"""
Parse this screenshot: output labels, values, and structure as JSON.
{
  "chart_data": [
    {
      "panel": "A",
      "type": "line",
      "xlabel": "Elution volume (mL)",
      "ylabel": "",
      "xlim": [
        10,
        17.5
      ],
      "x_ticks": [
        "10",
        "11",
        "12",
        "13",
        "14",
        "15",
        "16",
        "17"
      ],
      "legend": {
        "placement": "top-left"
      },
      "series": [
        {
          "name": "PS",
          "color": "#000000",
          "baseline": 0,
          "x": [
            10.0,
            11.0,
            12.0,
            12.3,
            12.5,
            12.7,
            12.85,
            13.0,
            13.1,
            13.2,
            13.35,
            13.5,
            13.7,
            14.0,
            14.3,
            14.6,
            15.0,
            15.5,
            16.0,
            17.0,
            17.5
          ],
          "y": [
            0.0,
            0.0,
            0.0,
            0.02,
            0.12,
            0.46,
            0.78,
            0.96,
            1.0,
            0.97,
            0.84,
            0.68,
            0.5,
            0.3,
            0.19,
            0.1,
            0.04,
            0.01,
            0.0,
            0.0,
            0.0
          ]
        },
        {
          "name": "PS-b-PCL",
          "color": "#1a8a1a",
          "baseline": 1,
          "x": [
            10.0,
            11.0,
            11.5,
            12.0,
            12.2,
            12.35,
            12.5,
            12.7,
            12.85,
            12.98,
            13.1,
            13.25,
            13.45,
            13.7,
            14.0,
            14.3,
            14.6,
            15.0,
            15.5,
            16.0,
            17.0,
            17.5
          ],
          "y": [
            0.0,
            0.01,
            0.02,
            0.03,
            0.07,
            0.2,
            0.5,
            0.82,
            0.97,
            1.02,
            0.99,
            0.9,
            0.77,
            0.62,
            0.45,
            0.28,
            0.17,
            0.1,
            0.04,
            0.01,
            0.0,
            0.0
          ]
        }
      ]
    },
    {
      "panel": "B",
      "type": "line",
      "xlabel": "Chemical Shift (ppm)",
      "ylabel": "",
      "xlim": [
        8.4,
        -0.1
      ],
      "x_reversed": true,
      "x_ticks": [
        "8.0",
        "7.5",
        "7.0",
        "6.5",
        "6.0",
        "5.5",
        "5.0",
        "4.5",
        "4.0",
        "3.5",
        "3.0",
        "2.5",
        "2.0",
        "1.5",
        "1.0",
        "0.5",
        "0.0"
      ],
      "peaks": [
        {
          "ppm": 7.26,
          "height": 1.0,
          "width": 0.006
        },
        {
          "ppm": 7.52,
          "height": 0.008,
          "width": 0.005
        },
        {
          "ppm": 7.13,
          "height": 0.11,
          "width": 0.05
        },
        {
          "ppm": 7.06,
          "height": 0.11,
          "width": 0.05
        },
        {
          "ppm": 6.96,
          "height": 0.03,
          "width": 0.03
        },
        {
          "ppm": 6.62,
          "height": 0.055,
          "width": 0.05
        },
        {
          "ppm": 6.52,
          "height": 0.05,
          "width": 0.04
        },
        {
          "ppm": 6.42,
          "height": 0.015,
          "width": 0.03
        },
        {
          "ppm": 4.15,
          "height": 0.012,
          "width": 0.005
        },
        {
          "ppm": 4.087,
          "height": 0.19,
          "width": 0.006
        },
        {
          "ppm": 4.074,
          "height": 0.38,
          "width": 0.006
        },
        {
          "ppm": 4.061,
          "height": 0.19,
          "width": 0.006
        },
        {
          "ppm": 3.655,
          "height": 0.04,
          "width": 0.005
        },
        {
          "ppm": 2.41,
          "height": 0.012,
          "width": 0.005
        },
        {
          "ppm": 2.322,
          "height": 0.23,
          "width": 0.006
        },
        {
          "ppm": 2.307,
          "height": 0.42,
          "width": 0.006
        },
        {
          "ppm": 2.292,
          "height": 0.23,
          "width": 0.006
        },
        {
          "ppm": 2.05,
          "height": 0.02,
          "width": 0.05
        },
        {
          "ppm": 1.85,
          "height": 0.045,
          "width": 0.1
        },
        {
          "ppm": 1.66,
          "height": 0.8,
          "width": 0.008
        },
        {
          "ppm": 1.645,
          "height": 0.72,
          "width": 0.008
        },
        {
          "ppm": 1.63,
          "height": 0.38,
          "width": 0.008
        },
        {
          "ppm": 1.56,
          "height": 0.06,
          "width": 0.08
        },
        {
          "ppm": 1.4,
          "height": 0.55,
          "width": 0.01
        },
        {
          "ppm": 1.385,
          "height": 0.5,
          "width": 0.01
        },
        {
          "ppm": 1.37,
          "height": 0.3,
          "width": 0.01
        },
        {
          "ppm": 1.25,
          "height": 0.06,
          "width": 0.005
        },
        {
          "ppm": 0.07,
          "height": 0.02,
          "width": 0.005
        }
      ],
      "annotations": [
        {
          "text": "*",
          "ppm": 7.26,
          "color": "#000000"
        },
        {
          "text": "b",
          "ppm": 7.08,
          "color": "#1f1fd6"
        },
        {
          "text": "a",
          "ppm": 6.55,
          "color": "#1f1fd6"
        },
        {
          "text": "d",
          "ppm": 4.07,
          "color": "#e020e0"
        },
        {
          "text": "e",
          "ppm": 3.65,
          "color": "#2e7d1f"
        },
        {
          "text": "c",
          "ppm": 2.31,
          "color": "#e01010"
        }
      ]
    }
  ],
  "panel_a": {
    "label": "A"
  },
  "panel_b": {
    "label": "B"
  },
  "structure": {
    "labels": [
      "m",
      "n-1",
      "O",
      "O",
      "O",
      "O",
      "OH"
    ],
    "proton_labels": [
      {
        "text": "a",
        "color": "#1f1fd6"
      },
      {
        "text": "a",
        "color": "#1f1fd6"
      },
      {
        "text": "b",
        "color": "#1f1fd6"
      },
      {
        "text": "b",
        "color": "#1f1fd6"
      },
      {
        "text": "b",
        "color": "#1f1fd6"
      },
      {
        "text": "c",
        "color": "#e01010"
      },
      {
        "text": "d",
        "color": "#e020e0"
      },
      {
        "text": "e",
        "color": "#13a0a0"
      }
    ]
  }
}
"""
> _Job_: Your task is to quote the listing above word for word.

> _Solved problem_:
Parse this screenshot: output labels, values, and structure as JSON.
{
  "chart_data": [
    {
      "panel": "A",
      "type": "line",
      "xlabel": "Elution volume (mL)",
      "ylabel": "",
      "xlim": [
        10,
        17.5
      ],
      "x_ticks": [
        "10",
        "11",
        "12",
        "13",
        "14",
        "15",
        "16",
        "17"
      ],
      "legend": {
        "placement": "top-left"
      },
      "series": [
        {
          "name": "PS",
          "color": "#000000",
          "baseline": 0,
          "x": [
            10.0,
            11.0,
            12.0,
            12.3,
            12.5,
            12.7,
            12.85,
            13.0,
            13.1,
            13.2,
            13.35,
            13.5,
            13.7,
            14.0,
            14.3,
            14.6,
            15.0,
            15.5,
            16.0,
            17.0,
            17.5
          ],
          "y": [
            0.0,
            0.0,
            0.0,
            0.02,
            0.12,
            0.46,
            0.78,
            0.96,
            1.0,
            0.97,
            0.84,
            0.68,
            0.5,
            0.3,
            0.19,
            0.1,
            0.04,
            0.01,
            0.0,
            0.0,
            0.0
          ]
        },
        {
          "name": "PS-b-PCL",
          "color": "#1a8a1a",
          "baseline": 1,
          "x": [
            10.0,
            11.0,
            11.5,
            12.0,
            12.2,
            12.35,
            12.5,
            12.7,
            12.85,
            12.98,
            13.1,
            13.25,
            13.45,
            13.7,
            14.0,
            14.3,
            14.6,
            15.0,
            15.5,
            16.0,
            17.0,
            17.5
          ],
          "y": [
            0.0,
            0.01,
            0.02,
            0.03,
            0.07,
            0.2,
            0.5,
            0.82,
            0.97,
            1.02,
            0.99,
            0.9,
            0.77,
            0.62,
            0.45,
            0.28,
            0.17,
            0.1,
            0.04,
            0.01,
            0.0,
            0.0
          ]
        }
      ]
    },
    {
      "panel": "B",
      "type": "line",
      "xlabel": "Chemical Shift (ppm)",
      "ylabel": "",
      "xlim": [
        8.4,
        -0.1
      ],
      "x_reversed": true,
      "x_ticks": [
        "8.0",
        "7.5",
        "7.0",
        "6.5",
        "6.0",
        "5.5",
        "5.0",
        "4.5",
        "4.0",
        "3.5",
        "3.0",
        "2.5",
        "2.0",
        "1.5",
        "1.0",
        "0.5",
        "0.0"
      ],
      "peaks": [
        {
          "ppm": 7.26,
          "height": 1.0,
          "width": 0.006
        },
        {
          "ppm": 7.52,
          "height": 0.008,
          "width": 0.005
        },
        {
          "ppm": 7.13,
          "height": 0.11,
          "width": 0.05
        },
        {
          "ppm": 7.06,
          "height": 0.11,
          "width": 0.05
        },
        {
          "ppm": 6.96,
          "height": 0.03,
          "width": 0.03
        },
        {
          "ppm": 6.62,
          "height": 0.055,
          "width": 0.05
        },
        {
          "ppm": 6.52,
          "height": 0.05,
          "width": 0.04
        },
        {
          "ppm": 6.42,
          "height": 0.015,
          "width": 0.03
        },
        {
          "ppm": 4.15,
          "height": 0.012,
          "width": 0.005
        },
        {
          "ppm": 4.087,
          "height": 0.19,
          "width": 0.006
        },
        {
          "ppm": 4.074,
          "height": 0.38,
          "width": 0.006
        },
        {
          "ppm": 4.061,
          "height": 0.19,
          "width": 0.006
        },
        {
          "ppm": 3.655,
          "height": 0.04,
          "width": 0.005
        },
        {
          "ppm": 2.41,
          "height": 0.012,
          "width": 0.005
        },
        {
          "ppm": 2.322,
          "height": 0.23,
          "width": 0.006
        },
        {
          "ppm": 2.307,
          "height": 0.42,
          "width": 0.006
        },
        {
          "ppm": 2.292,
          "height": 0.23,
          "width": 0.006
        },
        {
          "ppm": 2.05,
          "height": 0.02,
          "width": 0.05
        },
        {
          "ppm": 1.85,
          "height": 0.045,
          "width": 0.1
        },
        {
          "ppm": 1.66,
          "height": 0.8,
          "width": 0.008
        },
        {
          "ppm": 1.645,
          "height": 0.72,
          "width": 0.008
        },
        {
          "ppm": 1.63,
          "height": 0.38,
          "width": 0.008
        },
        {
          "ppm": 1.56,
          "height": 0.06,
          "width": 0.08
        },
        {
          "ppm": 1.4,
          "height": 0.55,
          "width": 0.01
        },
        {
          "ppm": 1.385,
          "height": 0.5,
          "width": 0.01
        },
        {
          "ppm": 1.37,
          "height": 0.3,
          "width": 0.01
        },
        {
          "ppm": 1.25,
          "height": 0.06,
          "width": 0.005
        },
        {
          "ppm": 0.07,
          "height": 0.02,
          "width": 0.005
        }
      ],
      "annotations": [
        {
          "text": "*",
          "ppm": 7.26,
          "color": "#000000"
        },
        {
          "text": "b",
          "ppm": 7.08,
          "color": "#1f1fd6"
        },
        {
          "text": "a",
          "ppm": 6.55,
          "color": "#1f1fd6"
        },
        {
          "text": "d",
          "ppm": 4.07,
          "color": "#e020e0"
        },
        {
          "text": "e",
          "ppm": 3.65,
          "color": "#2e7d1f"
        },
        {
          "text": "c",
          "ppm": 2.31,
          "color": "#e01010"
        }
      ]
    }
  ],
  "panel_a": {
    "label": "A"
  },
  "panel_b": {
    "label": "B"
  },
  "structure": {
    "labels": [
      "m",
      "n-1",
      "O",
      "O",
      "O",
      "O",
      "OH"
    ],
    "proton_labels": [
      {
        "text": "a",
        "color": "#1f1fd6"
      },
      {
        "text": "a",
        "color": "#1f1fd6"
      },
      {
        "text": "b",
        "color": "#1f1fd6"
      },
      {
        "text": "b",
        "color": "#1f1fd6"
      },
      {
        "text": "b",
        "color": "#1f1fd6"
      },
      {
        "text": "c",
        "color": "#e01010"
      },
      {
        "text": "d",
        "color": "#e020e0"
      },
      {
        "text": "e",
        "color": "#13a0a0"
      }
    ]
  }
}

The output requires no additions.